#### Supplied entries ####

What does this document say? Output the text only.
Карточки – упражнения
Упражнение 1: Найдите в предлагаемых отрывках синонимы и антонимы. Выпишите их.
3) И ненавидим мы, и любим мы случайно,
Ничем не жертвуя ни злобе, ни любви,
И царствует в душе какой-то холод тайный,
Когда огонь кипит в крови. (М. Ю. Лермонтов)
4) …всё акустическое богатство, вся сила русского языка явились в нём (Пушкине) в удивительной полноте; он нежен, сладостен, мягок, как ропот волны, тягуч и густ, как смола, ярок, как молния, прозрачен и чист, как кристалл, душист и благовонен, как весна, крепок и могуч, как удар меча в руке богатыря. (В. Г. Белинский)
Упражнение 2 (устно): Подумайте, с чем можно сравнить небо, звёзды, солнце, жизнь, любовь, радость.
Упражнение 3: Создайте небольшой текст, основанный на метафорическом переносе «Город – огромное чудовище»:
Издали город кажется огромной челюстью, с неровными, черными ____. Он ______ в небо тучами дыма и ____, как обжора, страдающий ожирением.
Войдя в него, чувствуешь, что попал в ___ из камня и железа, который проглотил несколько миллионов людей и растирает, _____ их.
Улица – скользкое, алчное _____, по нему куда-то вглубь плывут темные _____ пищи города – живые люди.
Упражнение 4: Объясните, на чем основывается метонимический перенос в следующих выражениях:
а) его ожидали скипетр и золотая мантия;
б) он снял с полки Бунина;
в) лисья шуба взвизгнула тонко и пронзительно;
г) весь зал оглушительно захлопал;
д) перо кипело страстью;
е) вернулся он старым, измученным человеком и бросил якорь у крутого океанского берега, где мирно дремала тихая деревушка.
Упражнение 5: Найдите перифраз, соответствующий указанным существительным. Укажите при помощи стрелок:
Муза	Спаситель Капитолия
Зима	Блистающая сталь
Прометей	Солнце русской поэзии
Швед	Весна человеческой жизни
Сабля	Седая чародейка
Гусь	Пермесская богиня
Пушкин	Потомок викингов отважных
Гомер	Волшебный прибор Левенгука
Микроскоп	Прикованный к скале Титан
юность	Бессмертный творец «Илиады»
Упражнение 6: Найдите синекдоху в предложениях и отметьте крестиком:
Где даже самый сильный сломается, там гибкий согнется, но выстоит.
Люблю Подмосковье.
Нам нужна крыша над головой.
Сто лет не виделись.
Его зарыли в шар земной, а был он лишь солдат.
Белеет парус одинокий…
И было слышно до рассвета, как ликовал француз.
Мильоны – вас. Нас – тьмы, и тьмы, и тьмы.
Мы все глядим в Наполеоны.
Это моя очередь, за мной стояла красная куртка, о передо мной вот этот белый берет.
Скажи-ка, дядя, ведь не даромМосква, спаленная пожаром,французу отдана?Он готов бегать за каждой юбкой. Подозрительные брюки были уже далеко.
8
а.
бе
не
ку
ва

####
#### Supplied entries ####

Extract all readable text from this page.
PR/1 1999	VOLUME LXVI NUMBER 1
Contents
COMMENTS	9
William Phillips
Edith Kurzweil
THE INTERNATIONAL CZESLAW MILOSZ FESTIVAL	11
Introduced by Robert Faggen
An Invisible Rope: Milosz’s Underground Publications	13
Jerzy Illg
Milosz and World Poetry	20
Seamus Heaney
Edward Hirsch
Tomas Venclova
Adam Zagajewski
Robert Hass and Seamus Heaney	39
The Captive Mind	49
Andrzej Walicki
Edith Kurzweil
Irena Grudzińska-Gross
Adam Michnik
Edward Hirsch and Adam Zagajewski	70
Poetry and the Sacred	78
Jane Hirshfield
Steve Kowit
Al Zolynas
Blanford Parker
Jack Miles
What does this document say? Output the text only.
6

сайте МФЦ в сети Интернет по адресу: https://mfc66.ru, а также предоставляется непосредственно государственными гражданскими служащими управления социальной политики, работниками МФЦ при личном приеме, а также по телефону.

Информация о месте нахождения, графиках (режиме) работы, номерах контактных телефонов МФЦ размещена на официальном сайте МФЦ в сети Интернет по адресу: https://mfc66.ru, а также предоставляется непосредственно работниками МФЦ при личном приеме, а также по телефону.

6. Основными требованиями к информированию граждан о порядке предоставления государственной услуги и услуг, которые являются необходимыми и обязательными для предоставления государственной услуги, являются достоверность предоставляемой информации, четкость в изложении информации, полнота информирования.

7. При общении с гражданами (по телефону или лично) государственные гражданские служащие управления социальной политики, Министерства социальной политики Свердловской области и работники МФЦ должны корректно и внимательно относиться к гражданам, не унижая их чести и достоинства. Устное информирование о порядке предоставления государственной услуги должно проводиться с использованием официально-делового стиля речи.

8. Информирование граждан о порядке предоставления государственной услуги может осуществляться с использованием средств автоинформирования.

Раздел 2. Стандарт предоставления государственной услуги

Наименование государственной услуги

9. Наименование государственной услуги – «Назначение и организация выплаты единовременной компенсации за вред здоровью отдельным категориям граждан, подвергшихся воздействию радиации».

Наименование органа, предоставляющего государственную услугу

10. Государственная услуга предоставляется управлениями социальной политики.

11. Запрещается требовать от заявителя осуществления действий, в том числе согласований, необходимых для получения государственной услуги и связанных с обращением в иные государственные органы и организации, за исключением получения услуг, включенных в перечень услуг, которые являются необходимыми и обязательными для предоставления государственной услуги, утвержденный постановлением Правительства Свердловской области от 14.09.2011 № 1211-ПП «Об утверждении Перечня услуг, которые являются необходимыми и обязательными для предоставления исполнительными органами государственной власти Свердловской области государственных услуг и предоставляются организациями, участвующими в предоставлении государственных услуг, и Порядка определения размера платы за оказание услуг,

####
#### Supplied entries ####

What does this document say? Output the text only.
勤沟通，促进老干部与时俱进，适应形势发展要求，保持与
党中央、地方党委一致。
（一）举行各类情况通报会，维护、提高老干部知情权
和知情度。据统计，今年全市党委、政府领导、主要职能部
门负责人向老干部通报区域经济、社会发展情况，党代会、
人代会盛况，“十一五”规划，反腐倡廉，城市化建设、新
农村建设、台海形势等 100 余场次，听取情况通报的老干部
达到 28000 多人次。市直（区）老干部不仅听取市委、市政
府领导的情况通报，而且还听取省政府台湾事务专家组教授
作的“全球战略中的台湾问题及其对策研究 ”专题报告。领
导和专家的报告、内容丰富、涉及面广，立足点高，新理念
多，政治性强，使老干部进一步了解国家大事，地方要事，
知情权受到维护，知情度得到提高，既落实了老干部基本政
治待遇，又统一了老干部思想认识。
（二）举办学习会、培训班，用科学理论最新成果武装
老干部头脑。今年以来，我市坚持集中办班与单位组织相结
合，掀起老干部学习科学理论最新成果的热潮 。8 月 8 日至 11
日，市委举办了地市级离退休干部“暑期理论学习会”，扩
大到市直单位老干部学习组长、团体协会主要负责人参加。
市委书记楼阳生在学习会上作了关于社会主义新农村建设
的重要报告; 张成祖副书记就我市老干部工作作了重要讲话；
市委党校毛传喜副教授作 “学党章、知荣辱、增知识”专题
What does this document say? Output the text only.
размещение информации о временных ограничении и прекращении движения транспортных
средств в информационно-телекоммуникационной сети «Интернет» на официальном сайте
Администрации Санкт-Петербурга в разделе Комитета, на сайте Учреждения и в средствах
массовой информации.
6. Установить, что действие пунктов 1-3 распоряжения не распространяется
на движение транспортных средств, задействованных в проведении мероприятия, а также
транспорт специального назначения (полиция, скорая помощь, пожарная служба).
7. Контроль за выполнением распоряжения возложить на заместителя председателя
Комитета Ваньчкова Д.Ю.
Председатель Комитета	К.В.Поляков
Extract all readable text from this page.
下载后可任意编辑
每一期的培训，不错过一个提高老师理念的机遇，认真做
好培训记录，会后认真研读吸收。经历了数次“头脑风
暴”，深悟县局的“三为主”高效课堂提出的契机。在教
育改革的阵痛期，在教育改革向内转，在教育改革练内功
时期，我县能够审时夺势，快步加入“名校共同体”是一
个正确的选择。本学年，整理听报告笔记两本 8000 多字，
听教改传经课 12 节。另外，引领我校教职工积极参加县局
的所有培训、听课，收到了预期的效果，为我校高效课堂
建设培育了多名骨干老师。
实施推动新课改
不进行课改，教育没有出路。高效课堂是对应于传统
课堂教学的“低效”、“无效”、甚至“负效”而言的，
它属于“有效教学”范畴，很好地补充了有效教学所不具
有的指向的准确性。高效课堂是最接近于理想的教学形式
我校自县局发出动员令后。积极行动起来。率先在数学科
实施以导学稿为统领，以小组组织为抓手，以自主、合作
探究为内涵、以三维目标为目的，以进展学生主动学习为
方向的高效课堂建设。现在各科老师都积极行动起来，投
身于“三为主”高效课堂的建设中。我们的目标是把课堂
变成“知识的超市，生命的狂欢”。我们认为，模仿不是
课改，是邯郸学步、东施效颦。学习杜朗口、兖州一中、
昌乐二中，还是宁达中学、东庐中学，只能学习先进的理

####

## Exercise prompt
Lines containing the word "Комитета" are to be tallied; report only the total.

## Problem solution
3